AIM
From the listing below, pull out all lines with "Raggio" in them.

RECORDS FOR THE TASK
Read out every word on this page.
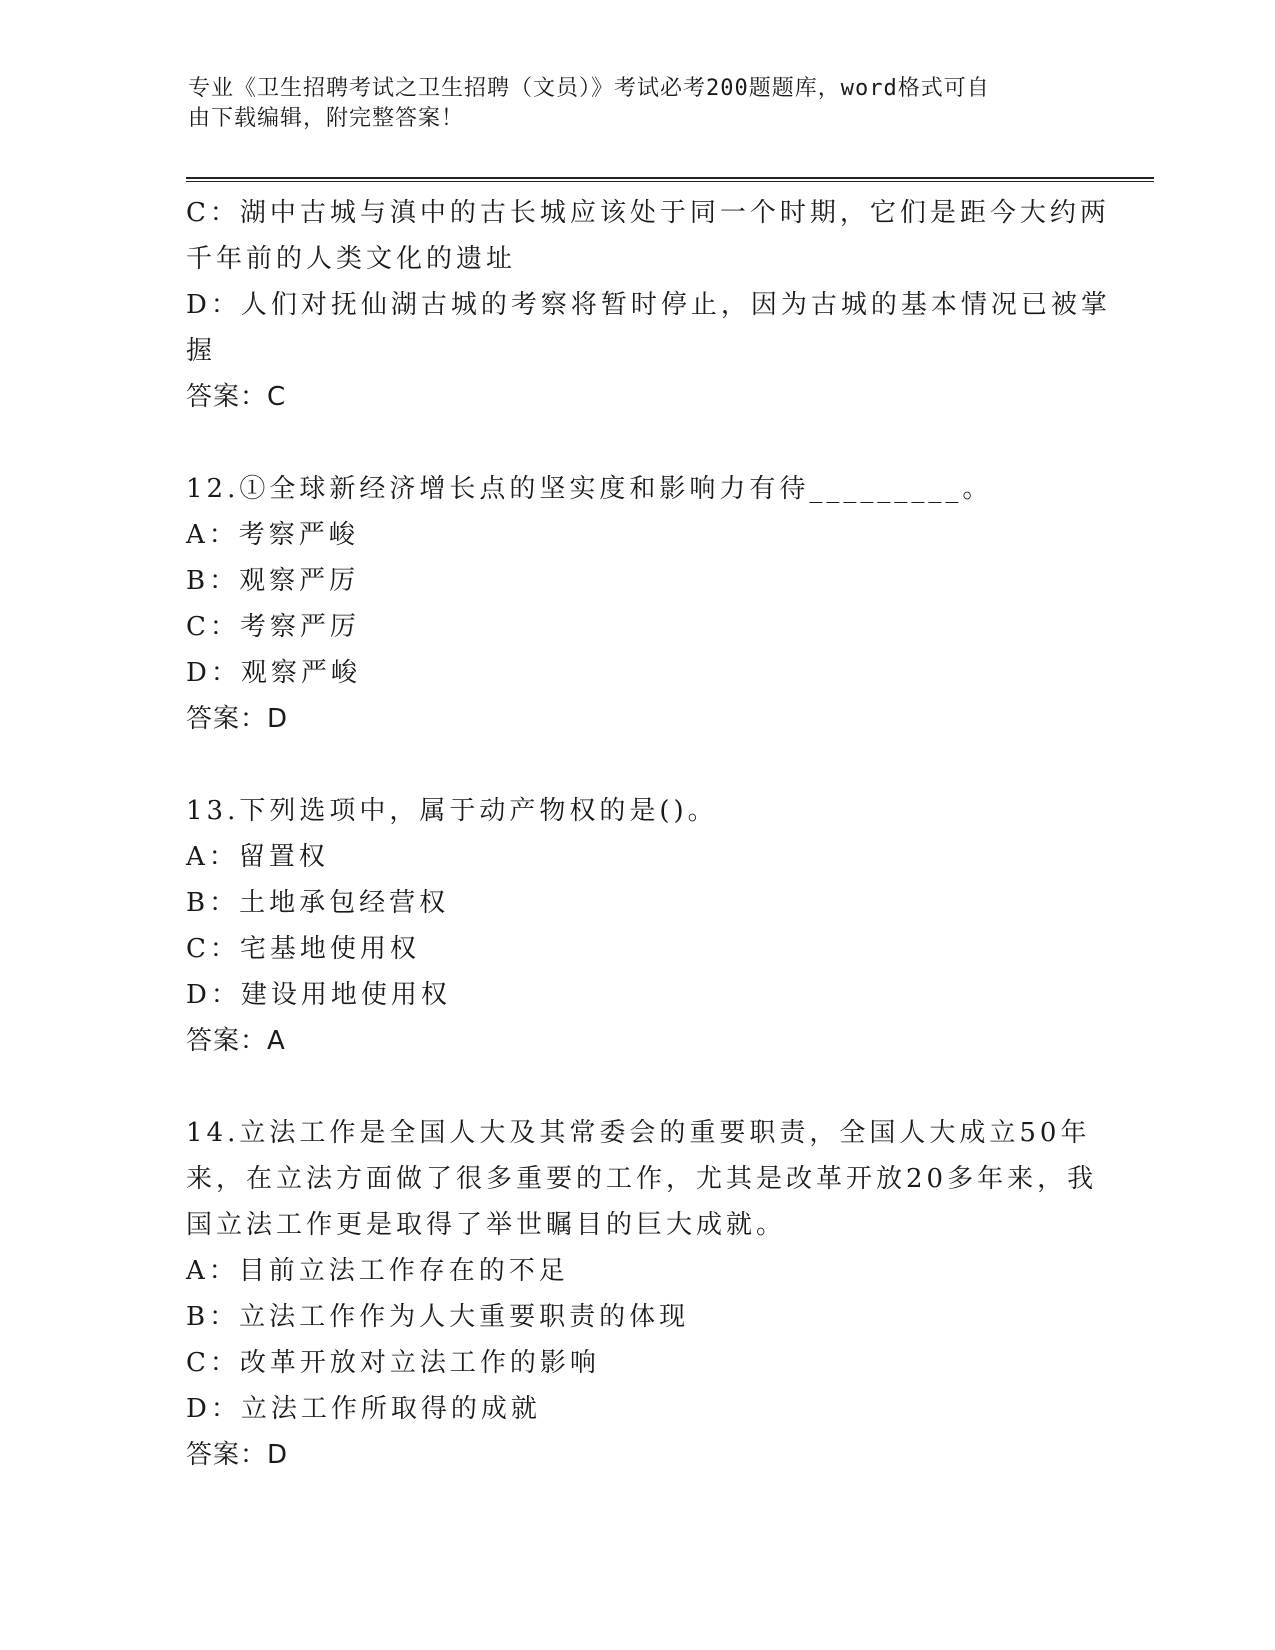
专业《卫生招聘考试之卫生招聘（文员）》考试必考200题题库，word格式可自
由下载编辑，附完整答案！
C：湖中古城与滇中的古长城应该处于同一个时期，它们是距今大约两
千年前的人类文化的遗址
D：人们对抚仙湖古城的考察将暂时停止，因为古城的基本情况已被掌
握
答案：C
12.①全球新经济增长点的坚实度和影响力有待_________。
A：考察严峻
B：观察严厉
C：考察严厉
D：观察严峻
答案：D
13.下列选项中，属于动产物权的是()。
A：留置权
B：土地承包经营权
C：宅基地使用权
D：建设用地使用权
答案：A
14.立法工作是全国人大及其常委会的重要职责，全国人大成立50年
来，在立法方面做了很多重要的工作，尤其是改革开放20多年来，我
国立法工作更是取得了举世瞩目的巨大成就。
A：目前立法工作存在的不足
B：立法工作作为人大重要职责的体现
C：改革开放对立法工作的影响
D：立法工作所取得的成就
答案：D
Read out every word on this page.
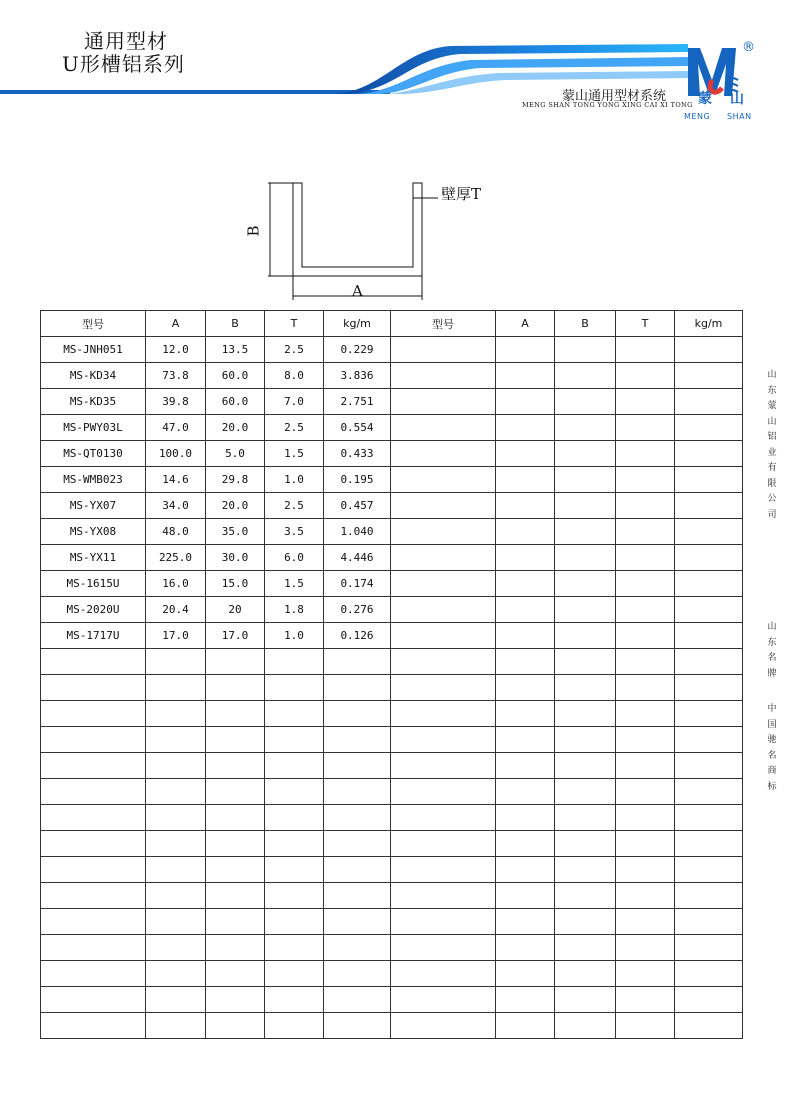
通用型材
U形槽铝系列
蒙山通用型材系统
MENG SHAN TONG YONG XING CAI XI TONG
®
蒙 山
MENG SHAN
B
A
壁厚T
型号	A	B	T	kg/m	型号	A	B	T	kg/m
MS-JNH051	12.0	13.5	2.5	0.229					
MS-KD34	73.8	60.0	8.0	3.836					
MS-KD35	39.8	60.0	7.0	2.751					
MS-PWY03L	47.0	20.0	2.5	0.554					
MS-QT0130	100.0	5.0	1.5	0.433					
MS-WMB023	14.6	29.8	1.0	0.195					
MS-YX07	34.0	20.0	2.5	0.457					
MS-YX08	48.0	35.0	3.5	1.040					
MS-YX11	225.0	30.0	6.0	4.446					
MS-1615U	16.0	15.0	1.5	0.174					
MS-2020U	20.4	20	1.8	0.276					
MS-1717U	17.0	17.0	1.0	0.126					

山东蒙山铝业有限公司
山东名牌
中国驰名商标
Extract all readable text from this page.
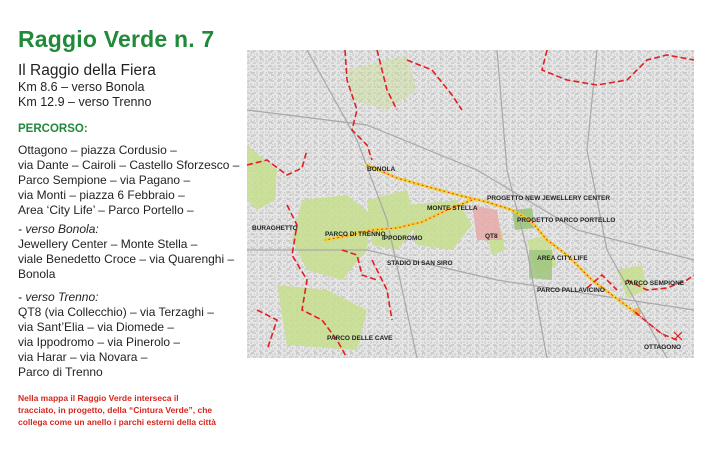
Raggio Verde n. 7
Il Raggio della Fiera
Km 8.6 – verso Bonola
Km 12.9 – verso Trenno
PERCORSO:
Ottagono – piazza Cordusio –
via Dante – Cairoli – Castello Sforzesco –
Parco Sempione – via Pagano –
via Monti – piazza 6 Febbraio –
Area ‘City Life’ – Parco Portello –
- verso Bonola:
Jewellery Center – Monte Stella –
viale Benedetto Croce – via Quarenghi –
Bonola
- verso Trenno:
QT8 (via Collecchio) – via Terzaghi –
via Sant’Elia – via Diomede –
via Ippodromo – via Pinerolo –
via Harar – via Novara –
Parco di Trenno
Nella mappa il Raggio Verde interseca il
tracciato, in progetto, della “Cintura Verde”, che
collega come un anello i parchi esterni della città
BONOLA
MONTE STELLA
PROGETTO NEW JEWELLERY CENTER
PROGETTO PARCO PORTELLO
BURAGHETTO
PARCO DI TRENNO
IPPODROMO
STADIO DI SAN SIRO
QT8
AREA CITY LIFE
PARCO SEMPIONE
PARCO PALLAVICINO
PARCO DELLE CAVE
OTTAGONO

RESULT
Raggio Verde n. 7
Il Raggio della Fiera
Nella mappa il Raggio Verde interseca il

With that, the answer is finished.